(Saved entries)
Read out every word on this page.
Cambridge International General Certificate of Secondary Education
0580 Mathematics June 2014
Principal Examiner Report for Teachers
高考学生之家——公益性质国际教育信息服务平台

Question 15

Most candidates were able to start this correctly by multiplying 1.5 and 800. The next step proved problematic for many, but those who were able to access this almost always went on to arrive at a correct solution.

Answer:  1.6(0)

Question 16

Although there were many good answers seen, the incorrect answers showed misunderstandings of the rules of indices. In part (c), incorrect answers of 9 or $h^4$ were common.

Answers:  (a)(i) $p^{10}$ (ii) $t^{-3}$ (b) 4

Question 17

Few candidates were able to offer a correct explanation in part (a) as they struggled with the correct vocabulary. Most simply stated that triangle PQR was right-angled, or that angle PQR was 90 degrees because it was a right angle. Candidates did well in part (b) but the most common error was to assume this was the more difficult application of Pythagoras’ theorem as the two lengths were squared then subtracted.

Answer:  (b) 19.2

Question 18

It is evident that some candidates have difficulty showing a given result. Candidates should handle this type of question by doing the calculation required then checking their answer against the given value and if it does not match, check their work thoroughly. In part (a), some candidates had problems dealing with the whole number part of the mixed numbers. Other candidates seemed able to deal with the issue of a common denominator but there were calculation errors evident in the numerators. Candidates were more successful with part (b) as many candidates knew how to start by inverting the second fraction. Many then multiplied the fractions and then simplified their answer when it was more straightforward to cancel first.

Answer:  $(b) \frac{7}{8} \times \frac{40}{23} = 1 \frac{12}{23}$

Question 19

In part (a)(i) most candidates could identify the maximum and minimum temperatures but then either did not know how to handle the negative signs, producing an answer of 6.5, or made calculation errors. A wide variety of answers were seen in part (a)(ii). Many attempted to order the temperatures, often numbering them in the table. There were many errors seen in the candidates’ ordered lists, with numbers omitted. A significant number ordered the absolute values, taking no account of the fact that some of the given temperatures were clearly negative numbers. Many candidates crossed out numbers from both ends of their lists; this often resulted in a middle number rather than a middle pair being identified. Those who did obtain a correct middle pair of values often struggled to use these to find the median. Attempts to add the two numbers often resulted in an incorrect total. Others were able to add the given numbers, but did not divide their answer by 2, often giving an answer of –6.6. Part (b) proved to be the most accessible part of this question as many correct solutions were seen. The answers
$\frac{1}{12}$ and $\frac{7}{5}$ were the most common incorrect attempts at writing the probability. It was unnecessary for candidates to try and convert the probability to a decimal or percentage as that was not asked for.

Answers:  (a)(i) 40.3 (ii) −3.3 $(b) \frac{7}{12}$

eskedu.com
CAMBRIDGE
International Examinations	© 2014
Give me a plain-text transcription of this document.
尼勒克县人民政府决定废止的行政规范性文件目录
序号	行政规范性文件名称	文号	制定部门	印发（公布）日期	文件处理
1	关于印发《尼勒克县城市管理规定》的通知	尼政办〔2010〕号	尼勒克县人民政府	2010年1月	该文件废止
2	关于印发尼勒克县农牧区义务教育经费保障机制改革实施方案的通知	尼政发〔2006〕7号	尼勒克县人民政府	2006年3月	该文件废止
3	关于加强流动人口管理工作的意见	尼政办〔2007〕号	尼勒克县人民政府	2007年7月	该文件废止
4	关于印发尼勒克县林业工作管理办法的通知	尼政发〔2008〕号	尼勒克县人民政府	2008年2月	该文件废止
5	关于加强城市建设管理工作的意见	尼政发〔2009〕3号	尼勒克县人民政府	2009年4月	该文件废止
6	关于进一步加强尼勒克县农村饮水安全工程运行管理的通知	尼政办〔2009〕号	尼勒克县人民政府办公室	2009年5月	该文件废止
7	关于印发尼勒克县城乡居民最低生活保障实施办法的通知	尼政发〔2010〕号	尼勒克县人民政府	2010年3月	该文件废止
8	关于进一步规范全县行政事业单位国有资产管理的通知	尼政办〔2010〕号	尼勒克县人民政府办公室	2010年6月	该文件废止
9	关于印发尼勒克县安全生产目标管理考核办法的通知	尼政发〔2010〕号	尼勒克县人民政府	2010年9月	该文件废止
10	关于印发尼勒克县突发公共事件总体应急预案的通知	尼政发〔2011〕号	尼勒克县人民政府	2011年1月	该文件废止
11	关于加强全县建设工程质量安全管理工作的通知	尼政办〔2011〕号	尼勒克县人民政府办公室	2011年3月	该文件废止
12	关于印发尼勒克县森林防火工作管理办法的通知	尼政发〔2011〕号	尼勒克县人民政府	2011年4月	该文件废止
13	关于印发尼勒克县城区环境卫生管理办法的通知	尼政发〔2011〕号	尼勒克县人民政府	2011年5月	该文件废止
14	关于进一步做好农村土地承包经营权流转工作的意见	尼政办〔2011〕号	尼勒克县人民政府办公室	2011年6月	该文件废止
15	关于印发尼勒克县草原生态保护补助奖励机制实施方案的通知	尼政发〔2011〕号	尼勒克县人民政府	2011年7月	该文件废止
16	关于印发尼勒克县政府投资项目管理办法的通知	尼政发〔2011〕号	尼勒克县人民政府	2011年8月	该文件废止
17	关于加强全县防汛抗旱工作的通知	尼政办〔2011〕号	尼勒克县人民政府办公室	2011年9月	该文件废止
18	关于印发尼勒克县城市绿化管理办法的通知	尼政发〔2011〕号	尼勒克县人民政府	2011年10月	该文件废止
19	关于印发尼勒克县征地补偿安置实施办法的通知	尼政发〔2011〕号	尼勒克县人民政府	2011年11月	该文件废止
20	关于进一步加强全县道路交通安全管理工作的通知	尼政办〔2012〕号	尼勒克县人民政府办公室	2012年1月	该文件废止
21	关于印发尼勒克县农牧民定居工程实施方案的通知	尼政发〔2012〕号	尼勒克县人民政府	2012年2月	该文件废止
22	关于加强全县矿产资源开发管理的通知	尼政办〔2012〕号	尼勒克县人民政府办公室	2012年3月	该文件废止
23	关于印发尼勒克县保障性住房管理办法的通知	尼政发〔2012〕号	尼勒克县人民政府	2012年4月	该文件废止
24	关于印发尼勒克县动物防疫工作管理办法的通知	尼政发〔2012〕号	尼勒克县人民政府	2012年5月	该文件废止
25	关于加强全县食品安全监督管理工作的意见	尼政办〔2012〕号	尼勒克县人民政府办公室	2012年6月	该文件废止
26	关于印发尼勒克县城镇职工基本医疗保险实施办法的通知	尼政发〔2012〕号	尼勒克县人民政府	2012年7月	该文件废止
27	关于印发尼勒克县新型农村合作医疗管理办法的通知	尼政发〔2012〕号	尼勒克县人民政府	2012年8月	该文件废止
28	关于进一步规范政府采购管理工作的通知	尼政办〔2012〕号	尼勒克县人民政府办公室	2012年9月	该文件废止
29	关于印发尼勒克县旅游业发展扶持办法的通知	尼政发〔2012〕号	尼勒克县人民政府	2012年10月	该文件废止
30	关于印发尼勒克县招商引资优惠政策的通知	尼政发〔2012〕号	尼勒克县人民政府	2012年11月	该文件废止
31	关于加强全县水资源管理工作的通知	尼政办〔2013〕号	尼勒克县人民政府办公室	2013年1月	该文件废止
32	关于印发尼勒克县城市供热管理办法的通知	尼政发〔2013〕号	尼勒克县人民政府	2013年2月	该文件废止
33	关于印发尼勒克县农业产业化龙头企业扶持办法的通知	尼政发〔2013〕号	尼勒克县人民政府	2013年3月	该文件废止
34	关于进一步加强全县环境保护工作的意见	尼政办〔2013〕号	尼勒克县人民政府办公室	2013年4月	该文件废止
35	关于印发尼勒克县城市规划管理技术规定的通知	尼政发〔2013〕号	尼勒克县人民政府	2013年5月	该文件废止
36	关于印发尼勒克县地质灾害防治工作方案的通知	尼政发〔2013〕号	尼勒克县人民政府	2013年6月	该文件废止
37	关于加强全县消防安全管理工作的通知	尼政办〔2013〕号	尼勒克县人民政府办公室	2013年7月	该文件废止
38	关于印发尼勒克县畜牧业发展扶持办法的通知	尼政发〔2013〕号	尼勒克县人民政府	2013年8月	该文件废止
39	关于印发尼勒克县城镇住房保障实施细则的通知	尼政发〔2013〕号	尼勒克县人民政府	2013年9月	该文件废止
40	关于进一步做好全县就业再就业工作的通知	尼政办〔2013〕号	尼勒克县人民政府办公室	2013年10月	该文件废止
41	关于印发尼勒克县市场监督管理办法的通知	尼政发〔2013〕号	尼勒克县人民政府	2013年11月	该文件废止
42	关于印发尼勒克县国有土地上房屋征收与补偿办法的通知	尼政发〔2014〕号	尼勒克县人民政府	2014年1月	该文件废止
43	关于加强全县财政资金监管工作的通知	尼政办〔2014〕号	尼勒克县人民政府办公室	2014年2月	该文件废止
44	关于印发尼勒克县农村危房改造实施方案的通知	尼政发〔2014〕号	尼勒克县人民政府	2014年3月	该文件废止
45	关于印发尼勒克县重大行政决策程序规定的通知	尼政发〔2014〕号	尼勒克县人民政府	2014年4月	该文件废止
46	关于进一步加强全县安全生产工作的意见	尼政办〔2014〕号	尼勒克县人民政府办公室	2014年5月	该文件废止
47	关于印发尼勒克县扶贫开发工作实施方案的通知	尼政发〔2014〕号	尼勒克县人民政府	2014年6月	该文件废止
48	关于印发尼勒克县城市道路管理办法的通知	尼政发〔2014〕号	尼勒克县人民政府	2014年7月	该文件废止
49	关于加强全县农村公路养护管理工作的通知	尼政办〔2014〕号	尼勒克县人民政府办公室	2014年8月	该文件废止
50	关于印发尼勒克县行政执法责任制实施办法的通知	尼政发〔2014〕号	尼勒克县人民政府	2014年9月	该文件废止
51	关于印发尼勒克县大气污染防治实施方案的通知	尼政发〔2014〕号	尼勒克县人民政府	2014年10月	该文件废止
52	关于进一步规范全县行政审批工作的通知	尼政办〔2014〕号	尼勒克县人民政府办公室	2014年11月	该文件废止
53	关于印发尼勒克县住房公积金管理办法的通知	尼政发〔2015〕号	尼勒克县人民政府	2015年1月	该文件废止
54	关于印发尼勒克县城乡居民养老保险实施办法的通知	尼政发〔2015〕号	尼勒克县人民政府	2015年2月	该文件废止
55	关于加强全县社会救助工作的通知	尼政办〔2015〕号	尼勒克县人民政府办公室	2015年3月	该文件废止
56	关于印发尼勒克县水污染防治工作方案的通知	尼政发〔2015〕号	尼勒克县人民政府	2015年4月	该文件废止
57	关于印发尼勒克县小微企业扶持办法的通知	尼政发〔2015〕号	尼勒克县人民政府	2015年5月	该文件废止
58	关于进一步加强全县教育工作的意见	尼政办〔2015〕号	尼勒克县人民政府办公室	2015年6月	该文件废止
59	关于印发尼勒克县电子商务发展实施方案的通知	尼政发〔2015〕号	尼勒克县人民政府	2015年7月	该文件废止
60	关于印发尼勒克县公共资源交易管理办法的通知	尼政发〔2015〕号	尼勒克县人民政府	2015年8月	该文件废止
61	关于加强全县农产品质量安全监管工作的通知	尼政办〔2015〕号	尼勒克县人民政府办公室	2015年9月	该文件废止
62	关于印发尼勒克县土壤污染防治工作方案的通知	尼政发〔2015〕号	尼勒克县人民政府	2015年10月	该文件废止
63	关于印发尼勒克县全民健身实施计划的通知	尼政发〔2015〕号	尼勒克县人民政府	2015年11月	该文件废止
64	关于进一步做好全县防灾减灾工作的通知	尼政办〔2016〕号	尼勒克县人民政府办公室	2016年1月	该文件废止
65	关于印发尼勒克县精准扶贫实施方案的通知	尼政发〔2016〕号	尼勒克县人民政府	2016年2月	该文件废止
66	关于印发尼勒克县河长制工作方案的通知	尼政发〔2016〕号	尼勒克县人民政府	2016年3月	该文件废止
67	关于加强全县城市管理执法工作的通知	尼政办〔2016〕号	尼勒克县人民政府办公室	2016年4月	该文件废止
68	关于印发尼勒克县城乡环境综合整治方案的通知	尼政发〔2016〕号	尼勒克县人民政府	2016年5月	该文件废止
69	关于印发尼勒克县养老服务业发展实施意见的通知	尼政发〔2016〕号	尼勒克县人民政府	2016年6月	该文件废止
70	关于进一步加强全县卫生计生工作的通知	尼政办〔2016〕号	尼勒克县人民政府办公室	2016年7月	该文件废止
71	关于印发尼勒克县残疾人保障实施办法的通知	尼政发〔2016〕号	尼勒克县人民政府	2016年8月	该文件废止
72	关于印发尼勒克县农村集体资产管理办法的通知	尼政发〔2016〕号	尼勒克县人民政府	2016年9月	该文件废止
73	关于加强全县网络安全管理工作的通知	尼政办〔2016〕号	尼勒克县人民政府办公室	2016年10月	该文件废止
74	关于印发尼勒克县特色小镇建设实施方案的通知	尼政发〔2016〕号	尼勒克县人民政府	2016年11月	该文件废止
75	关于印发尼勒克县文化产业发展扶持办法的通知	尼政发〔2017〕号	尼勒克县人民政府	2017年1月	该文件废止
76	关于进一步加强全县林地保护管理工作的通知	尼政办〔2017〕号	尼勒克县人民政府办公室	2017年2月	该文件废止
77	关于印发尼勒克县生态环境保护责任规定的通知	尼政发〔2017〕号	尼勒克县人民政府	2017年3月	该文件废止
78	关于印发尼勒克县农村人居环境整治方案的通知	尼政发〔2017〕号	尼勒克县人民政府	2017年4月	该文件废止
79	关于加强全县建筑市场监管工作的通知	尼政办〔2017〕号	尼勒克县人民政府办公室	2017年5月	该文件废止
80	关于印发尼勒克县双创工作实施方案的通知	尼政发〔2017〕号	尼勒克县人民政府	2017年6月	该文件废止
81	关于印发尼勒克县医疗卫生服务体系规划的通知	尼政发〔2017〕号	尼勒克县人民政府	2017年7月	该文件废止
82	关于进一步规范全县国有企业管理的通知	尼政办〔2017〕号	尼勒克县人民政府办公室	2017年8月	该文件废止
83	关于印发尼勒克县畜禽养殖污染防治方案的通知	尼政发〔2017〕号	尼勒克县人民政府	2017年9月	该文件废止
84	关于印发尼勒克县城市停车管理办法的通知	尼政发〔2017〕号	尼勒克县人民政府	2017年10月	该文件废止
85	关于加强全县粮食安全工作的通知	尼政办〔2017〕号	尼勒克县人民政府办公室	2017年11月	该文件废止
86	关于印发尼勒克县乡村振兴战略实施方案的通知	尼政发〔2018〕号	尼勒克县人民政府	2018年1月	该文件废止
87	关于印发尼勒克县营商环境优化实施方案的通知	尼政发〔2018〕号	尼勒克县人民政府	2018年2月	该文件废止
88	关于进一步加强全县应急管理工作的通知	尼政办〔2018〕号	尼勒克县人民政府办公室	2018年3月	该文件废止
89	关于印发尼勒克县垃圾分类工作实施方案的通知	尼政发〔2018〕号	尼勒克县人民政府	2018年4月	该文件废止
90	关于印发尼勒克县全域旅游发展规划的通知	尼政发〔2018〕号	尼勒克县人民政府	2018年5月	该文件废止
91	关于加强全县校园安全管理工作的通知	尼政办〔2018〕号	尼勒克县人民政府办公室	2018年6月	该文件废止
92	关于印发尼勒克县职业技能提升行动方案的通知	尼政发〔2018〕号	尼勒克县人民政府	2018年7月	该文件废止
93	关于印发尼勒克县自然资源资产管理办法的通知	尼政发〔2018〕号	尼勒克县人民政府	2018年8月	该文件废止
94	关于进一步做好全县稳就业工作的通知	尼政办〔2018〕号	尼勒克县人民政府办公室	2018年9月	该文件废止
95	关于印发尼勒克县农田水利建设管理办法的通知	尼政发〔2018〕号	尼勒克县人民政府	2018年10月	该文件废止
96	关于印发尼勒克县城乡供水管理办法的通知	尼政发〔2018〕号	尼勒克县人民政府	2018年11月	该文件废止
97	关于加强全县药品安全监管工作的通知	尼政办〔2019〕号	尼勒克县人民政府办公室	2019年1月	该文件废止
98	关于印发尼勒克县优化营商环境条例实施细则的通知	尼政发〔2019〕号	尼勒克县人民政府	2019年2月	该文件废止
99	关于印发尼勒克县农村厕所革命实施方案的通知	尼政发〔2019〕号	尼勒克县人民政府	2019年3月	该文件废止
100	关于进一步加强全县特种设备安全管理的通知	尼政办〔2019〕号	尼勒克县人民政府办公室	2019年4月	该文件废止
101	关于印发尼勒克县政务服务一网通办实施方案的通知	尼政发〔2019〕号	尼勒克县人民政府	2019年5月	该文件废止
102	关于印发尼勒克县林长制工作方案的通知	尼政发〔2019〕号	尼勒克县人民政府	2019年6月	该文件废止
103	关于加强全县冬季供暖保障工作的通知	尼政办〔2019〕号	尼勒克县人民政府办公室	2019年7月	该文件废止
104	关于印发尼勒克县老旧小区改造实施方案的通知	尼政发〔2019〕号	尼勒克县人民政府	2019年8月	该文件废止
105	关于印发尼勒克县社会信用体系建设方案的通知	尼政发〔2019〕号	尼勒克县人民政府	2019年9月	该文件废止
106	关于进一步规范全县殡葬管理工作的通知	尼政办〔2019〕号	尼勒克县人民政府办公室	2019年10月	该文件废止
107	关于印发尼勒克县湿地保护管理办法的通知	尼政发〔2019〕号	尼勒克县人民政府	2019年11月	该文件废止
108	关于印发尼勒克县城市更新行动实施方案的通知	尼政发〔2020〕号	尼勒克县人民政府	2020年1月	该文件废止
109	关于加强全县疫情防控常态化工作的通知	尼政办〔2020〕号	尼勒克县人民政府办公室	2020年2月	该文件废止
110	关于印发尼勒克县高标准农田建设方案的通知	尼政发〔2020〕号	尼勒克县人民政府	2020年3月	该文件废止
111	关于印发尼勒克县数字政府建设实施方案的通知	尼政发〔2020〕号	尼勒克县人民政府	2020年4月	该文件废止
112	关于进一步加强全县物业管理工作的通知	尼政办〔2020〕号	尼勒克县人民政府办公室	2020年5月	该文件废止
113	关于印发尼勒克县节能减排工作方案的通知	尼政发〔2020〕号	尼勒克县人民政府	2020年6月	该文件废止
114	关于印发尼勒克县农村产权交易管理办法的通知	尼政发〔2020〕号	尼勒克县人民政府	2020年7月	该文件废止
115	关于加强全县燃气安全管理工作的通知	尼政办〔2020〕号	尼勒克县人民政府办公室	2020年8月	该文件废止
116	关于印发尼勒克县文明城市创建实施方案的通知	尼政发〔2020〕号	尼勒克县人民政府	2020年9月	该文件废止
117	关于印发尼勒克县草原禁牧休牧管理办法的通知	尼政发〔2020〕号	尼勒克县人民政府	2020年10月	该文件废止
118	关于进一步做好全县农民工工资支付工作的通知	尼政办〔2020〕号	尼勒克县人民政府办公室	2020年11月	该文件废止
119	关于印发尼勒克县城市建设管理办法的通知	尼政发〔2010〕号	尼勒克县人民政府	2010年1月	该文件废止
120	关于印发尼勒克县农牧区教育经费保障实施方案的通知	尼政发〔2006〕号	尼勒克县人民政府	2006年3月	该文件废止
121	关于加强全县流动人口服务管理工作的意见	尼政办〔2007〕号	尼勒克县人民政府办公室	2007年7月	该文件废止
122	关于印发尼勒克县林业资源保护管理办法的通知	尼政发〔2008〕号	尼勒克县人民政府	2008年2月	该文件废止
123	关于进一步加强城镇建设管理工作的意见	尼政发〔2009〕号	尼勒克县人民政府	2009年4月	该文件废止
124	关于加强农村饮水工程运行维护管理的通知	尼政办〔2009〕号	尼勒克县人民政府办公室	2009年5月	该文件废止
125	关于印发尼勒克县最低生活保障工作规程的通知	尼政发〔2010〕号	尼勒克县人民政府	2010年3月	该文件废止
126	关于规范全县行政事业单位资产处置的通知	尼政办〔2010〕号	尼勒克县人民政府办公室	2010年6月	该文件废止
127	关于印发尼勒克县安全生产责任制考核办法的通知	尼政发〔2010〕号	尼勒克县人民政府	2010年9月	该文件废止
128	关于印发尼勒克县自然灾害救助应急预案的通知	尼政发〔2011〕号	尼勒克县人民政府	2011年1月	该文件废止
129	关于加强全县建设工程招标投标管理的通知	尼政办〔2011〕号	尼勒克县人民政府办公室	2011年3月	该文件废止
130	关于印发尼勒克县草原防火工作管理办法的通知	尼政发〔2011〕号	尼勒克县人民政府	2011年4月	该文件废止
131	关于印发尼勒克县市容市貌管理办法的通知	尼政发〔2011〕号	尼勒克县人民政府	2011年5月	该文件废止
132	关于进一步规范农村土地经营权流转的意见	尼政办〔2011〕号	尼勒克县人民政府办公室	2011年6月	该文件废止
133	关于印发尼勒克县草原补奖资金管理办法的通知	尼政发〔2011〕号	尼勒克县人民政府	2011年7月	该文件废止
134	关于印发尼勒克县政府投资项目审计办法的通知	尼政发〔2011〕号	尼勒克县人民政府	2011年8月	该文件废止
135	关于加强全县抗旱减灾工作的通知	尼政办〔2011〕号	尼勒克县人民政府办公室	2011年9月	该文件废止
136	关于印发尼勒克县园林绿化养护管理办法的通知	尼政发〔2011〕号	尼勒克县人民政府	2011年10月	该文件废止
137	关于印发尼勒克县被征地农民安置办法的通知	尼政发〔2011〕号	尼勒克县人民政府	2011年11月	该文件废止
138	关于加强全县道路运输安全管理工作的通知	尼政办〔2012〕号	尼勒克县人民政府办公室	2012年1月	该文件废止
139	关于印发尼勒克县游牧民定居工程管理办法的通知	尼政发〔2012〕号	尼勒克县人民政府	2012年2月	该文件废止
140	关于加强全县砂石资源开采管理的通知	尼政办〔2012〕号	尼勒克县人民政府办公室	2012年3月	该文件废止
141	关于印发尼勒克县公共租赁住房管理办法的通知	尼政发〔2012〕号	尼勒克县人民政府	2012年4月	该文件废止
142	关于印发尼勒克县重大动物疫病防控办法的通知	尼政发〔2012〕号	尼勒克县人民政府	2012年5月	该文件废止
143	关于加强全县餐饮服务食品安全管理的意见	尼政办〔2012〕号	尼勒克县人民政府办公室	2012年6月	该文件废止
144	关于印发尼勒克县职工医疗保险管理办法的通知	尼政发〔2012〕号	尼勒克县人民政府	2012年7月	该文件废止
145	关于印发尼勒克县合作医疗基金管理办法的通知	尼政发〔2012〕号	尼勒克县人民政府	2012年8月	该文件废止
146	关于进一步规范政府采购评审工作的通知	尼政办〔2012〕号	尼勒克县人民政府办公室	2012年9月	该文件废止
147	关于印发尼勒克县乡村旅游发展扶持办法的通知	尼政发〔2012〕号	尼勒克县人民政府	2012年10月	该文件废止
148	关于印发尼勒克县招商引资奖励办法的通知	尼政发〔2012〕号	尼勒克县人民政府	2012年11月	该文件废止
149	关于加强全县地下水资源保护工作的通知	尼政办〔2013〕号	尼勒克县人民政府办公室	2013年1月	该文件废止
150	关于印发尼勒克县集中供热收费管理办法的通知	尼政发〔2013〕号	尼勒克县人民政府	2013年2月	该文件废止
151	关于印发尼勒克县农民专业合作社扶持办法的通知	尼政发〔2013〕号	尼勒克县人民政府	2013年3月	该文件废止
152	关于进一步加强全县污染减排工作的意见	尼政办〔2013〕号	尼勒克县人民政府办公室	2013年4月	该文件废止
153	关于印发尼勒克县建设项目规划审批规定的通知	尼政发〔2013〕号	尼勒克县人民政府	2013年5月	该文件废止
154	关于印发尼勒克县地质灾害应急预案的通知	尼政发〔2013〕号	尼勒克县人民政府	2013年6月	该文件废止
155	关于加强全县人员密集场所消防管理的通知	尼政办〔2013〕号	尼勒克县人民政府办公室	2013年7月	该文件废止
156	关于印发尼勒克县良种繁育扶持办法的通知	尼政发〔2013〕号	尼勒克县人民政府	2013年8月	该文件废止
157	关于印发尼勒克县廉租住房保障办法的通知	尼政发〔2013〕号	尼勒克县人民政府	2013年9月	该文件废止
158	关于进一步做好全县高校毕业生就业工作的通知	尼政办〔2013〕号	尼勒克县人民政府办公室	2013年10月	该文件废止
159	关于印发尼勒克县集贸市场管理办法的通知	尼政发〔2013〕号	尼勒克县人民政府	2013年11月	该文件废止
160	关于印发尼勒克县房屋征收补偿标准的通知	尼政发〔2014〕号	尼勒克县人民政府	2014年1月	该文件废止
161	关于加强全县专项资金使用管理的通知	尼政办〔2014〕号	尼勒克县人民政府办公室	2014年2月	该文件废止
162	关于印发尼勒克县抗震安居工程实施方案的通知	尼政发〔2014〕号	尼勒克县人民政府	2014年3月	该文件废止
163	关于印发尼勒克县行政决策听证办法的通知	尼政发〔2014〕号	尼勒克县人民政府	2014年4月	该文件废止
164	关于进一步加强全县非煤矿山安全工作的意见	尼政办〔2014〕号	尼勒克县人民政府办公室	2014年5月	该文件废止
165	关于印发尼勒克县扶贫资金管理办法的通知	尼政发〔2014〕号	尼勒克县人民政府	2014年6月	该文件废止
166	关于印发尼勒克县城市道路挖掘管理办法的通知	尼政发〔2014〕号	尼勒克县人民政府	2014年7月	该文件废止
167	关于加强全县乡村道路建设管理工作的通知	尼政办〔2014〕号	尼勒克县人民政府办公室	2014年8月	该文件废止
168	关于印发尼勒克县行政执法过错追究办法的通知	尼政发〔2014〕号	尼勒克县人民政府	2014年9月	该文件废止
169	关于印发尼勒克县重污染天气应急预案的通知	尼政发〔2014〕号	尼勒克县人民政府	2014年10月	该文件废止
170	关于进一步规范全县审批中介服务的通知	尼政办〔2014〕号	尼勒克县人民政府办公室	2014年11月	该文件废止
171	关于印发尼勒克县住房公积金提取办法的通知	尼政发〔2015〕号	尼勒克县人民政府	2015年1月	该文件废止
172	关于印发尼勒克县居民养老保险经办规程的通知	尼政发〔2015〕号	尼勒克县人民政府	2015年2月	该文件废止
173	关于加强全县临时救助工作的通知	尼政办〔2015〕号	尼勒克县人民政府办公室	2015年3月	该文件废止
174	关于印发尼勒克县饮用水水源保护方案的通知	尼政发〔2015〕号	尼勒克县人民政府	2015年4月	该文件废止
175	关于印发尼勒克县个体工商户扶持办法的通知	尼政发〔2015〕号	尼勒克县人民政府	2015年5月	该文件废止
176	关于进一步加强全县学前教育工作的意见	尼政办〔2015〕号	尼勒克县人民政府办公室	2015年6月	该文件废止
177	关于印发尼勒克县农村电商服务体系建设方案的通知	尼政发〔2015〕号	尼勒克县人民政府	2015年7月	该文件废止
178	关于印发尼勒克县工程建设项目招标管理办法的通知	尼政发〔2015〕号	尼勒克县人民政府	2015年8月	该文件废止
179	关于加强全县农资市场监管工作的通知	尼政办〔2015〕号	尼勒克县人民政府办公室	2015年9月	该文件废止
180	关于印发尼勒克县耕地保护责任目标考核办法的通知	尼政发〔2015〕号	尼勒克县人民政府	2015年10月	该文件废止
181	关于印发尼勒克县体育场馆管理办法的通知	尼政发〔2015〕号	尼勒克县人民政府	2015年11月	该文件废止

■ Directions for this task ■
From the material above, gather all lines that include the string "number" and copy them.

■ Exercise answer ■
It is evident that some candidates have difficulty showing a given result. Candidates should handle this type of question by doing the calculation required then checking their answer against the given value and if it does not match, check their work thoroughly. In part (a), some candidates had problems dealing with the whole number part of the mixed numbers. Other candidates seemed able to deal with the issue of a common denominator but there were calculation errors evident in the numerators. Candidates were more successful with part (b) as many candidates knew how to start by inverting the second fraction. Many then multiplied the fractions and then simplified their answer when it was more straightforward to cancel first.
In part (a)(i) most candidates could identify the maximum and minimum temperatures but then either did not know how to handle the negative signs, producing an answer of 6.5, or made calculation errors. A wide variety of answers were seen in part (a)(ii). Many attempted to order the temperatures, often numbering them in the table. There were many errors seen in the candidates’ ordered lists, with numbers omitted. A significant number ordered the absolute values, taking no account of the fact that some of the given temperatures were clearly negative numbers. Many candidates crossed out numbers from both ends of their lists; this often resulted in a middle number rather than a middle pair being identified. Those who did obtain a correct middle pair of values often struggled to use these to find the median. Attempts to add the two numbers often resulted in an incorrect total. Others were able to add the given numbers, but did not divide their answer by 2, often giving an answer of –6.6. Part (b) proved to be the most accessible part of this question as many correct solutions were seen. The answers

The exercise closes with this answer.